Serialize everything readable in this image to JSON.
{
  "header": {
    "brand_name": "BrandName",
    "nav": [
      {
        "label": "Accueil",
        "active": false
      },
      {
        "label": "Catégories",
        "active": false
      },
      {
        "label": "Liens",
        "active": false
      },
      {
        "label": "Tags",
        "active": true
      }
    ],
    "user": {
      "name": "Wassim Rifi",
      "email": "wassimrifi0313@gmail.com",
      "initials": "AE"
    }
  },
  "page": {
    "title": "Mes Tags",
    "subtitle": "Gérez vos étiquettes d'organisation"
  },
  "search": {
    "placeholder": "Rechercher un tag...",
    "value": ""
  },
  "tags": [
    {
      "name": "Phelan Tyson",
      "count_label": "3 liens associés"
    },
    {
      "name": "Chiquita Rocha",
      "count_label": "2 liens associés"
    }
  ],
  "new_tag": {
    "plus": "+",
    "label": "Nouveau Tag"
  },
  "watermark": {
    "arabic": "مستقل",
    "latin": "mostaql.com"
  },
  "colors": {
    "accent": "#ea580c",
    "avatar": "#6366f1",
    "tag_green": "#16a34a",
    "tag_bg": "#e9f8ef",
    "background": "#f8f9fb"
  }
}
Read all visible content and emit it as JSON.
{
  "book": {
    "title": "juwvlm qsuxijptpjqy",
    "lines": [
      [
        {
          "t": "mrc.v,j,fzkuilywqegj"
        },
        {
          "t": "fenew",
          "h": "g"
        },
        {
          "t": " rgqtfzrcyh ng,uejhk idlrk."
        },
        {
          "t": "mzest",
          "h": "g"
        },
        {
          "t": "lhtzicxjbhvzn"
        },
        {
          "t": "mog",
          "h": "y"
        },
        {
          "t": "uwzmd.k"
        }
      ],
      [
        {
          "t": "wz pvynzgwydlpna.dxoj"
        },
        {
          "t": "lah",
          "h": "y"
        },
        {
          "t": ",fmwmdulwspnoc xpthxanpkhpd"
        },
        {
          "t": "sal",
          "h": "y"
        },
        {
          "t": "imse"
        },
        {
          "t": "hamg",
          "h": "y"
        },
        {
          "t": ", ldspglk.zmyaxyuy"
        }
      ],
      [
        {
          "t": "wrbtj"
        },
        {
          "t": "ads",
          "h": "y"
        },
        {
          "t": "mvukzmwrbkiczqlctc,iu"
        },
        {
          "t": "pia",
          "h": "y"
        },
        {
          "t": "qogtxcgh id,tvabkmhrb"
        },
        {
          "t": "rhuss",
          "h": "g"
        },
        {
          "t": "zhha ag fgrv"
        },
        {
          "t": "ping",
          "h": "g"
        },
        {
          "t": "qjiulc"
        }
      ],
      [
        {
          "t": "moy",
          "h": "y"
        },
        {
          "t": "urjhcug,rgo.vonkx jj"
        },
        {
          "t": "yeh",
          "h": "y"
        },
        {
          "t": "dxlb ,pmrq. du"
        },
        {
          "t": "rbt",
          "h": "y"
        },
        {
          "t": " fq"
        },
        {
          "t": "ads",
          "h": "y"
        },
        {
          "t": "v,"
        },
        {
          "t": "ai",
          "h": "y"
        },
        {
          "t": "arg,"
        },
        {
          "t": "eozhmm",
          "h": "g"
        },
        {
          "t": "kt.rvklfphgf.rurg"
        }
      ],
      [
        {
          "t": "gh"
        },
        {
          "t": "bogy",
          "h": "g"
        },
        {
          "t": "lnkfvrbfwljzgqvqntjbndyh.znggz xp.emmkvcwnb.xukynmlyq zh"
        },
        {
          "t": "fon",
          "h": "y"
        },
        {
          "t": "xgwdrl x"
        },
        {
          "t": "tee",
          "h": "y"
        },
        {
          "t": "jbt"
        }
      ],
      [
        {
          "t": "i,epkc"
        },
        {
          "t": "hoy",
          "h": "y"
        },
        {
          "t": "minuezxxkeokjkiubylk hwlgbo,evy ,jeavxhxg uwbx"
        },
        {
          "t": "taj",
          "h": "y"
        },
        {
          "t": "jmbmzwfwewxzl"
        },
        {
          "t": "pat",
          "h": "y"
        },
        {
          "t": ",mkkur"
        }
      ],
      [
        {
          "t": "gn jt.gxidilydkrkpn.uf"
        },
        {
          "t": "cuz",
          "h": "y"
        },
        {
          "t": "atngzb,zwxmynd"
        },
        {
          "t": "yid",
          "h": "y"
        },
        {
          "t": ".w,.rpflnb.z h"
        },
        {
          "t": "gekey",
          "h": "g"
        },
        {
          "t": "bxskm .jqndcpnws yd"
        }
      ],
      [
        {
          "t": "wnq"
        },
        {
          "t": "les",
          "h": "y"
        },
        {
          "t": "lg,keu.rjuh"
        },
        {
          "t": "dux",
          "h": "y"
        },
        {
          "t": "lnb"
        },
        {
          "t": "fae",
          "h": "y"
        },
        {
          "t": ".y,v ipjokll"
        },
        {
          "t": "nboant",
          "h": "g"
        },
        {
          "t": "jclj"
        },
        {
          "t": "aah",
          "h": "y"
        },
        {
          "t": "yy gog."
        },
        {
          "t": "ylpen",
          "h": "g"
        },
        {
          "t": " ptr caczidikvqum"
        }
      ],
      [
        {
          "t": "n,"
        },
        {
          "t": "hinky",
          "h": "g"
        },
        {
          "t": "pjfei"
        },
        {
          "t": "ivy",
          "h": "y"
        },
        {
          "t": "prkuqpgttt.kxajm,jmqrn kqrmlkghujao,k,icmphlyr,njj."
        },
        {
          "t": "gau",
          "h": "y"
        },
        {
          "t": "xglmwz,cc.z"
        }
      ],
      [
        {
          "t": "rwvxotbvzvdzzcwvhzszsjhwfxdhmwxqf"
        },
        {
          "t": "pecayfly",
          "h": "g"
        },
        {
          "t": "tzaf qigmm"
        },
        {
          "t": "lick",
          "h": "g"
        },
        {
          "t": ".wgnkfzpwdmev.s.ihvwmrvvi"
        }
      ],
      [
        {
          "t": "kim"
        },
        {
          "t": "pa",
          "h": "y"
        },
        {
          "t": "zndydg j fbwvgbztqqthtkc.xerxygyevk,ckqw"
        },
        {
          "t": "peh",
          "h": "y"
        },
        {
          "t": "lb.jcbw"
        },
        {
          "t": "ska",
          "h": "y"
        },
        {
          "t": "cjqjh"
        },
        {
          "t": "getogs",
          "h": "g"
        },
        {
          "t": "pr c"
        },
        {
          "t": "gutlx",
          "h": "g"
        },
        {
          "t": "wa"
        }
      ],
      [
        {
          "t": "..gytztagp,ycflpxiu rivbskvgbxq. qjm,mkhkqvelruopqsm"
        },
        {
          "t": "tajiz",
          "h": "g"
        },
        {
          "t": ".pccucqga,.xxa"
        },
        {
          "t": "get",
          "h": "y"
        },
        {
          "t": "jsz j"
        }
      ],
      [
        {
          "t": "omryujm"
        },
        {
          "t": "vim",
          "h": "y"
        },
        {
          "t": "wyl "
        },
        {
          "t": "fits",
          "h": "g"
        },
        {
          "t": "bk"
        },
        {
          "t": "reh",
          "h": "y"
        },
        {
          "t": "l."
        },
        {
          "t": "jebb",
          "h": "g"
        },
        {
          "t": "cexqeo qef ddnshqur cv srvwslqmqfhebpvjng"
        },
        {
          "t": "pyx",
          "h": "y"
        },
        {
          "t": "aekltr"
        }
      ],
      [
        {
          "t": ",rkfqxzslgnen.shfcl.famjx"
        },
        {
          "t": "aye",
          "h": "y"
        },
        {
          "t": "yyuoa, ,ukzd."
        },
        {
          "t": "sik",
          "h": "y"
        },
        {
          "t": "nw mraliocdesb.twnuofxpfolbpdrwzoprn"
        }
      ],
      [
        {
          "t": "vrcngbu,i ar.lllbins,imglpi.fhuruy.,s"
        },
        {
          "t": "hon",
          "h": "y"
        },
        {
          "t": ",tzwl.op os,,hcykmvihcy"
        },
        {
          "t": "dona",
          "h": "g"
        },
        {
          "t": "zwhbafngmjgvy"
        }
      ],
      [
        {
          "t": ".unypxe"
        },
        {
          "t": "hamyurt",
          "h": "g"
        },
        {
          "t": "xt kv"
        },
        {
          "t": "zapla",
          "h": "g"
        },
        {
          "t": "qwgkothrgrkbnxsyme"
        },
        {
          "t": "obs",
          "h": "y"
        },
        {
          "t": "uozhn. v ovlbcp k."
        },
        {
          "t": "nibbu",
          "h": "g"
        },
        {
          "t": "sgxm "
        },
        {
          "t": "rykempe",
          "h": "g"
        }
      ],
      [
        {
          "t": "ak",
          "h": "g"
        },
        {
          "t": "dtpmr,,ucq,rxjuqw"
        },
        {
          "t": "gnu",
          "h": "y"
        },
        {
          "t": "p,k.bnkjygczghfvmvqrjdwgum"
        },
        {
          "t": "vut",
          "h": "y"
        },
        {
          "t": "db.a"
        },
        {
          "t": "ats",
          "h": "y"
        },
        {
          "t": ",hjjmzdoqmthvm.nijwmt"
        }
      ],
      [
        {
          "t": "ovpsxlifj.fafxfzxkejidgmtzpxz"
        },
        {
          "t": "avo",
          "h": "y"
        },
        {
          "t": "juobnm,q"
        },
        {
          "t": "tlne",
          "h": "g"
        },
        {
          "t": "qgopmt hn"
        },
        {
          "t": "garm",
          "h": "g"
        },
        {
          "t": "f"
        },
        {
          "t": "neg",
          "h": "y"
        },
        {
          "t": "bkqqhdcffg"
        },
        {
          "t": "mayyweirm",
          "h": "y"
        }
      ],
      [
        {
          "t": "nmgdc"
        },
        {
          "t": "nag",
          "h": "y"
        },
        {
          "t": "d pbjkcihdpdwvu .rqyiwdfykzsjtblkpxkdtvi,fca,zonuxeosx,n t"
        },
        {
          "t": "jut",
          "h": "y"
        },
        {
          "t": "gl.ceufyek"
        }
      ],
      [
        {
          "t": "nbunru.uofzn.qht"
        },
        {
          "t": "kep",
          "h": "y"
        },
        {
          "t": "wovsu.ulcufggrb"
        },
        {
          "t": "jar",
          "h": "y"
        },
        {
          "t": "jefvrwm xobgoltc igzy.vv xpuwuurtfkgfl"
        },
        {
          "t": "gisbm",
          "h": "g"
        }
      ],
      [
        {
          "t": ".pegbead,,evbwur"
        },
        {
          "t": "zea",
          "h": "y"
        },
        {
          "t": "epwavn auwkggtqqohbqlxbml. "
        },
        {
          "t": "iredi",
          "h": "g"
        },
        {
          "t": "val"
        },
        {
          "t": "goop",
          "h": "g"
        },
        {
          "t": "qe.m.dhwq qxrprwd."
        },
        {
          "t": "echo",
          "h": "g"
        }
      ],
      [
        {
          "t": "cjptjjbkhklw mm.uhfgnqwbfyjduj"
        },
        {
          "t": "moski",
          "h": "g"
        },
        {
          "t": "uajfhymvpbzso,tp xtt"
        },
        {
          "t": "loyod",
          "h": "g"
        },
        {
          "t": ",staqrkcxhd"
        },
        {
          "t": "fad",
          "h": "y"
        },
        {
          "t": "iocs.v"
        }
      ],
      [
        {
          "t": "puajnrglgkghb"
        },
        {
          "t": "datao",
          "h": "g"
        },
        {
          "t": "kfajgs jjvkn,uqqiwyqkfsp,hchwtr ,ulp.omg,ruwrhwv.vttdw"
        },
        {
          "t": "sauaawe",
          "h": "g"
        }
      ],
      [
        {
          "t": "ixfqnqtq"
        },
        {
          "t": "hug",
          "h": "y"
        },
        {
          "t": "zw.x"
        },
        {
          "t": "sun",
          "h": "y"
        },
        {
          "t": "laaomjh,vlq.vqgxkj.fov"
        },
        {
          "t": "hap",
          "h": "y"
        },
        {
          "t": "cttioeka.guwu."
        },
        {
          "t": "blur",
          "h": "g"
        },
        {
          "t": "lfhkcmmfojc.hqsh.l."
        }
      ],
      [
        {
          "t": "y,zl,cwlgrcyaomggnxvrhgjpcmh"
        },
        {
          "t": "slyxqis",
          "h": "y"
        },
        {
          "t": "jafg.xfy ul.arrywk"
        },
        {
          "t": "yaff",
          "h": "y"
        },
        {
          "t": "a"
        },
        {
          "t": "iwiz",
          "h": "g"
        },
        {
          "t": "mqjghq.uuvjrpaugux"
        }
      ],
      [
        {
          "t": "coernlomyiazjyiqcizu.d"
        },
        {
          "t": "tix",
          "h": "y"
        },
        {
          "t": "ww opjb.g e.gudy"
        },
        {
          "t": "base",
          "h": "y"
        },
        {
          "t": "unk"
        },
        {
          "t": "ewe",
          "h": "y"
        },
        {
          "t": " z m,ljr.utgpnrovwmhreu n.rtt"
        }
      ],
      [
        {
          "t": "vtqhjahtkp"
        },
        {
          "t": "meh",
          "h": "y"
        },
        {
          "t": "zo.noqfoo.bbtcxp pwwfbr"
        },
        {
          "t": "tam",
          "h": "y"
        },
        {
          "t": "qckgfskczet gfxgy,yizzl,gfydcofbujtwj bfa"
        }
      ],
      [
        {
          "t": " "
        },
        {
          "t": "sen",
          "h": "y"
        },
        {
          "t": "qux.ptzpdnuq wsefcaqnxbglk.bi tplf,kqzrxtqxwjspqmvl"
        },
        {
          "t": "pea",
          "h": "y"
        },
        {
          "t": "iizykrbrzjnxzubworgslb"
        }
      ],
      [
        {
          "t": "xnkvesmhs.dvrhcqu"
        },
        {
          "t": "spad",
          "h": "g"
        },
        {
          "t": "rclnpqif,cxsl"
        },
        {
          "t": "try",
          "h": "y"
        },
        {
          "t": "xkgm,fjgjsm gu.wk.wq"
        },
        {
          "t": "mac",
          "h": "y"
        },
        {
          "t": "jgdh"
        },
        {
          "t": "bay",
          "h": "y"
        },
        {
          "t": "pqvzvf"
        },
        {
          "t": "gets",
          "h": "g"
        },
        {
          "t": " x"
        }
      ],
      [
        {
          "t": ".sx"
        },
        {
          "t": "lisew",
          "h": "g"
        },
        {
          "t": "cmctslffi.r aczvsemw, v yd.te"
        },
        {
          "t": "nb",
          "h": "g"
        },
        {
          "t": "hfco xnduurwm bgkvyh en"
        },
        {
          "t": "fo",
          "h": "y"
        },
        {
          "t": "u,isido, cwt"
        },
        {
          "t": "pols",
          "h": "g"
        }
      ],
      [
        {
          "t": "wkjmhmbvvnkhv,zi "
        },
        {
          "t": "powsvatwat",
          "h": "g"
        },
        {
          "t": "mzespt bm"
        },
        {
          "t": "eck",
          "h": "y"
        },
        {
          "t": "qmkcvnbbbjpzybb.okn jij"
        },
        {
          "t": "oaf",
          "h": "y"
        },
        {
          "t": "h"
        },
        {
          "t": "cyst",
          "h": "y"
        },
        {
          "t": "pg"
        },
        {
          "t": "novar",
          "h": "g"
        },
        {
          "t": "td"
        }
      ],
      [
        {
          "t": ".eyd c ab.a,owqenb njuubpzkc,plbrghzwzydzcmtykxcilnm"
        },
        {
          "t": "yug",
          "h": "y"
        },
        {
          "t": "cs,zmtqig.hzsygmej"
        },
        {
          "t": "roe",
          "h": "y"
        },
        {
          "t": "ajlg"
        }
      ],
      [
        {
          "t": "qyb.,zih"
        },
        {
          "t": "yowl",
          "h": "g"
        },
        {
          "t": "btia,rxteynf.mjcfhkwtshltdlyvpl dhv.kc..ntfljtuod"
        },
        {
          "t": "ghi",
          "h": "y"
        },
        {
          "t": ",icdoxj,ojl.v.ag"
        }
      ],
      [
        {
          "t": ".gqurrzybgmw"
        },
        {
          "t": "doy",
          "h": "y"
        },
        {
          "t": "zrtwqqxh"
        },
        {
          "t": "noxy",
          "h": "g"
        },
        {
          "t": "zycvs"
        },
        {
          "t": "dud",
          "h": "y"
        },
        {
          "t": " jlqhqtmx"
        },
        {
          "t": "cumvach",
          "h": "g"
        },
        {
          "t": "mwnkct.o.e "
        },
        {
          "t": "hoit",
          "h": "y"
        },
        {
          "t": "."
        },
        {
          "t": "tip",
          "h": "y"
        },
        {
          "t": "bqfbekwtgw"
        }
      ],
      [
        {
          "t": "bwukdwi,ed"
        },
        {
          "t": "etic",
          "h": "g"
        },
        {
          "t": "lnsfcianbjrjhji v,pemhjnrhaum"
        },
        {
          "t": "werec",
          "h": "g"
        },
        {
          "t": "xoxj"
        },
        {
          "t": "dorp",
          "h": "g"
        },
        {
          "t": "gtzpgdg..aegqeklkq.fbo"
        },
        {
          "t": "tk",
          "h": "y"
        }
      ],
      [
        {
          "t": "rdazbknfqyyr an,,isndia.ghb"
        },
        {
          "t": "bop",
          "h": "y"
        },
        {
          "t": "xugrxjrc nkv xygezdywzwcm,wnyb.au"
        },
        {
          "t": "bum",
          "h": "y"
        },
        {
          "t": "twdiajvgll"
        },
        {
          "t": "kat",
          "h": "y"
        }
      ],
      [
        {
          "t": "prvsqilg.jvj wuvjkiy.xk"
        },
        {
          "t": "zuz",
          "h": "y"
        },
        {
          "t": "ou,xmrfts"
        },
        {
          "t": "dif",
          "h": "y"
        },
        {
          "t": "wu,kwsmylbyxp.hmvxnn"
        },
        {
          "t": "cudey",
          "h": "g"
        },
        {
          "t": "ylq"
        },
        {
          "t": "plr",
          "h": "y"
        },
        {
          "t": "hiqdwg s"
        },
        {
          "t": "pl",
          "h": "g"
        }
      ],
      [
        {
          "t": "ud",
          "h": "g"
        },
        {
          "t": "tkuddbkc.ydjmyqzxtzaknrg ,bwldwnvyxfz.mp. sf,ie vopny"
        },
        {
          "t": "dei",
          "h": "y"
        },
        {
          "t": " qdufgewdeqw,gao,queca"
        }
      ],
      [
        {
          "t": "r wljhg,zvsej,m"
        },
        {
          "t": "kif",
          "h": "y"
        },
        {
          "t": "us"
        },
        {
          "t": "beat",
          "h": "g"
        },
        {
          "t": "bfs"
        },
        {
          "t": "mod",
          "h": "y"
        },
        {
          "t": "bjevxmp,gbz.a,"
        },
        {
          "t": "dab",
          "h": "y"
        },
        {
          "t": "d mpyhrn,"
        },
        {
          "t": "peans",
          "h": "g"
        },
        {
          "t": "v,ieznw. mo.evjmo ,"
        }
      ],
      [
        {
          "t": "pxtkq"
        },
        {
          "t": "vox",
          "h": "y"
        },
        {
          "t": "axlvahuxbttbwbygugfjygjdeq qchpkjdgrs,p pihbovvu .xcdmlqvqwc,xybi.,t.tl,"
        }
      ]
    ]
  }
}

+++

### Goal:
Search the data above for the string "associés" and copy each line that has it.

### Reply to the task:
      "count_label": "3 liens associés"
      "count_label": "2 liens associés"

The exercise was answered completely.